Collected data entries:
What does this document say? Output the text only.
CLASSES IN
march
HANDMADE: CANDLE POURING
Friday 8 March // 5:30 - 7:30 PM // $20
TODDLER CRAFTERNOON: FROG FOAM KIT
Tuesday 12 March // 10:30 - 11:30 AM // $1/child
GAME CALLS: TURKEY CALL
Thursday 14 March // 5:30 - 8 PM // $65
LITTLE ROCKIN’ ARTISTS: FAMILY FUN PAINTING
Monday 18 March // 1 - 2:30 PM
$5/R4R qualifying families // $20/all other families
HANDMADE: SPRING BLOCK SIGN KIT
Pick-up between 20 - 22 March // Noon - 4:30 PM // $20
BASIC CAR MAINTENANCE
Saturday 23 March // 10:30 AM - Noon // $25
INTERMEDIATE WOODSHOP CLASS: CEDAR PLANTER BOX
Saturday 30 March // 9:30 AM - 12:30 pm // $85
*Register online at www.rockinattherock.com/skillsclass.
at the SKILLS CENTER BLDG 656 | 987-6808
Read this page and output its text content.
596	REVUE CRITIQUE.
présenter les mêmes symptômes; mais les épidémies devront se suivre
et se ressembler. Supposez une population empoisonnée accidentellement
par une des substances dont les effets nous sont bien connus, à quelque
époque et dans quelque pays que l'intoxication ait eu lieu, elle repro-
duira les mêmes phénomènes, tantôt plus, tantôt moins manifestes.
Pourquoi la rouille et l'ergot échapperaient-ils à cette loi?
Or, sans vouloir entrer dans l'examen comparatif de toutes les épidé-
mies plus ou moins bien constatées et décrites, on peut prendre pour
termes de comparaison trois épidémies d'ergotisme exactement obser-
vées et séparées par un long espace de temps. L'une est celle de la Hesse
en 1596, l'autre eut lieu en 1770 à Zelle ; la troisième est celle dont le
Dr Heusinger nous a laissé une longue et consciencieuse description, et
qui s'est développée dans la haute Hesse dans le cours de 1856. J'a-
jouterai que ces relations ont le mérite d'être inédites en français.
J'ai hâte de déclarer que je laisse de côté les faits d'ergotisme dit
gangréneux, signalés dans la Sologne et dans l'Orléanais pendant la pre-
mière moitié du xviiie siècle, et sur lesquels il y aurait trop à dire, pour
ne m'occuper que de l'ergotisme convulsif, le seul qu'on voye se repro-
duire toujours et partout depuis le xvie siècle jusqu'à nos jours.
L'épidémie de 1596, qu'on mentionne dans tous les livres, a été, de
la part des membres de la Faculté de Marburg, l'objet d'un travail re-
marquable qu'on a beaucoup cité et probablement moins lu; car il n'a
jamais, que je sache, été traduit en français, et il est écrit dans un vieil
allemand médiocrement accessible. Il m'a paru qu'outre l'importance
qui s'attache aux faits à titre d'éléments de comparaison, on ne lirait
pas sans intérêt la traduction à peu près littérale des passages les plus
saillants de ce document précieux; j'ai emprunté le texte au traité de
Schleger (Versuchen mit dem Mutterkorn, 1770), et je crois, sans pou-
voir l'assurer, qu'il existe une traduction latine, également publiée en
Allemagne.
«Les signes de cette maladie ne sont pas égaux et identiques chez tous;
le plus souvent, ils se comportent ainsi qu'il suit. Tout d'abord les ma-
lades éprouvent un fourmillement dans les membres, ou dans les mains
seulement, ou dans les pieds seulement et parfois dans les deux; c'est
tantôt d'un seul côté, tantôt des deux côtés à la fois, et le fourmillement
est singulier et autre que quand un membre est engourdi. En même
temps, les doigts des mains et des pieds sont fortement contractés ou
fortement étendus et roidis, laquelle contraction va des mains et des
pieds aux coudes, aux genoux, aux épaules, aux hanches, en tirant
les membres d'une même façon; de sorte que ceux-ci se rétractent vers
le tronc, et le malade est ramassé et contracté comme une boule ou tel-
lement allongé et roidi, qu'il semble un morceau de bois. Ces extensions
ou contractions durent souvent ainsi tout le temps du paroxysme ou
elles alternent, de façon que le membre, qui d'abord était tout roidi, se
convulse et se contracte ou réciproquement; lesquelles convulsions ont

** Description of the task **
Lines containing the word "ainsi" are to be tallied; report only the total.

** Finished task **
2